[Task description]:
Gather every line of the entries that includes the word "الهدف".

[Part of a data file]
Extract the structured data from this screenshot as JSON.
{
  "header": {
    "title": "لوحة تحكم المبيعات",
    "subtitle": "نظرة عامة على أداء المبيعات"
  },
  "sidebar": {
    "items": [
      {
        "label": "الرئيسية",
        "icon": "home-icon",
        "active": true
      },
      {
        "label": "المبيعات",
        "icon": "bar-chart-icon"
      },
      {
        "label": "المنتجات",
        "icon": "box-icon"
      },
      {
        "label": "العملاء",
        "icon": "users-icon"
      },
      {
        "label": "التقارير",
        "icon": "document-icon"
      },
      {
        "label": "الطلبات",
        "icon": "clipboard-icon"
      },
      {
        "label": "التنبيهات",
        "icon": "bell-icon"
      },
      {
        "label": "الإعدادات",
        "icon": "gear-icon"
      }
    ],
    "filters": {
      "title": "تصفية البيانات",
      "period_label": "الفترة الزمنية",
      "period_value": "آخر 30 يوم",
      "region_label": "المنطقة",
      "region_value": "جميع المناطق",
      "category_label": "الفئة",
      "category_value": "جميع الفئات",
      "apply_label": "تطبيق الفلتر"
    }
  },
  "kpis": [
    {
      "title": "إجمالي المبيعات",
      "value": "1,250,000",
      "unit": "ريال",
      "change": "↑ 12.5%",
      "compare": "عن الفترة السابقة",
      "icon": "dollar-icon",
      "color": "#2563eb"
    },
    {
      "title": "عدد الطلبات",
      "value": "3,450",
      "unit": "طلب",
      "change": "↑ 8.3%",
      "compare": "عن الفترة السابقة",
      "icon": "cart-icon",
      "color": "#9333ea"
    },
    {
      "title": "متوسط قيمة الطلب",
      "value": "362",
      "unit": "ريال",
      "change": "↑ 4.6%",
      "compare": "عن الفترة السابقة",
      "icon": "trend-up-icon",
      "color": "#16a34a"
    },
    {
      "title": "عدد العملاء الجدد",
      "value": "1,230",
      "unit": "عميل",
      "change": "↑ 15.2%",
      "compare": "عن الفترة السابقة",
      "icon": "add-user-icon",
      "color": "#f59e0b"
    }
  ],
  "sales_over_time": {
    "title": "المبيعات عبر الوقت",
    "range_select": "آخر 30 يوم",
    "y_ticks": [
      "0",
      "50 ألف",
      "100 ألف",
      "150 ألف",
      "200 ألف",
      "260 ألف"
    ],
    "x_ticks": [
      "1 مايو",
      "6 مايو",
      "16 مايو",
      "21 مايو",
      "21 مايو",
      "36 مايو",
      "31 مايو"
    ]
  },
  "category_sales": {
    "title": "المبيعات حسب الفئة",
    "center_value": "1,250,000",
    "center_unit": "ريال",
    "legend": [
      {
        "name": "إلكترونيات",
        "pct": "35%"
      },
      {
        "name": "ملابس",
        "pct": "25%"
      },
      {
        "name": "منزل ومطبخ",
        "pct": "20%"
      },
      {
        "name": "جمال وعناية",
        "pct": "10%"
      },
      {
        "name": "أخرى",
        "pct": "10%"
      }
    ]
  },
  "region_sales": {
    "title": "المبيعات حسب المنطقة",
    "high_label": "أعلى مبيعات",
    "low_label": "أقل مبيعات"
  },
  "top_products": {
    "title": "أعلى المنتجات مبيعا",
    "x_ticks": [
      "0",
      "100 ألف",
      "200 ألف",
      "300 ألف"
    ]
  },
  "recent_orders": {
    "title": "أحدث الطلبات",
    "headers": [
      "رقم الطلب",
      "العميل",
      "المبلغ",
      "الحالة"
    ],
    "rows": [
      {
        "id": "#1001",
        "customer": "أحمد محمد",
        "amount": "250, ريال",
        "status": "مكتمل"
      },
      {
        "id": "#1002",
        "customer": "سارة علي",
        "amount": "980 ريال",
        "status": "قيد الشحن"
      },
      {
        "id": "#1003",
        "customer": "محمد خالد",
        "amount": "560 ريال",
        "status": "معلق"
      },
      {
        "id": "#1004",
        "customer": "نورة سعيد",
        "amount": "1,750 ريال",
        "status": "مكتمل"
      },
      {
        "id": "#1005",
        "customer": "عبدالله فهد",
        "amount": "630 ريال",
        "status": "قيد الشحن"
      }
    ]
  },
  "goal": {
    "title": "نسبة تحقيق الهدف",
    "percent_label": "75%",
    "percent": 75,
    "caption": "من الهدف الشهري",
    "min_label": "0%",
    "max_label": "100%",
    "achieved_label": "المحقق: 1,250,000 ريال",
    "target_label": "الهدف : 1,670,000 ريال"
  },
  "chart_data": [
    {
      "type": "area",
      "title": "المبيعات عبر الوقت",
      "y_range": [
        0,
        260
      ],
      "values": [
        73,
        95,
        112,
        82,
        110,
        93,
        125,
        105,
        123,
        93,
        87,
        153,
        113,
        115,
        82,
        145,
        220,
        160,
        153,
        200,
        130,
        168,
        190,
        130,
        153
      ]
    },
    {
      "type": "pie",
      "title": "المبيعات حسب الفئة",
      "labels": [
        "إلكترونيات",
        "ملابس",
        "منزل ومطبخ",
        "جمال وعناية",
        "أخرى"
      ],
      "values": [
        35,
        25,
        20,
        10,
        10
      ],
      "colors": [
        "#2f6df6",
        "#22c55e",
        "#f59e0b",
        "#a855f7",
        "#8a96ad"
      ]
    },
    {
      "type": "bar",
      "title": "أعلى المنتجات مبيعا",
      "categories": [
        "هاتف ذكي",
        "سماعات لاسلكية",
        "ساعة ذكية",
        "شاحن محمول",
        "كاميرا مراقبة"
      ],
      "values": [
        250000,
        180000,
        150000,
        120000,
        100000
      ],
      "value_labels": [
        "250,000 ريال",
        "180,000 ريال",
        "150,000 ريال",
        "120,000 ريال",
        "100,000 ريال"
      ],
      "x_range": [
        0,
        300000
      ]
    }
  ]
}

[Task answer]:
    "title": "نسبة تحقيق الهدف",
    "caption": "من الهدف الشهري",
    "target_label": "الهدف : 1,670,000 ريال"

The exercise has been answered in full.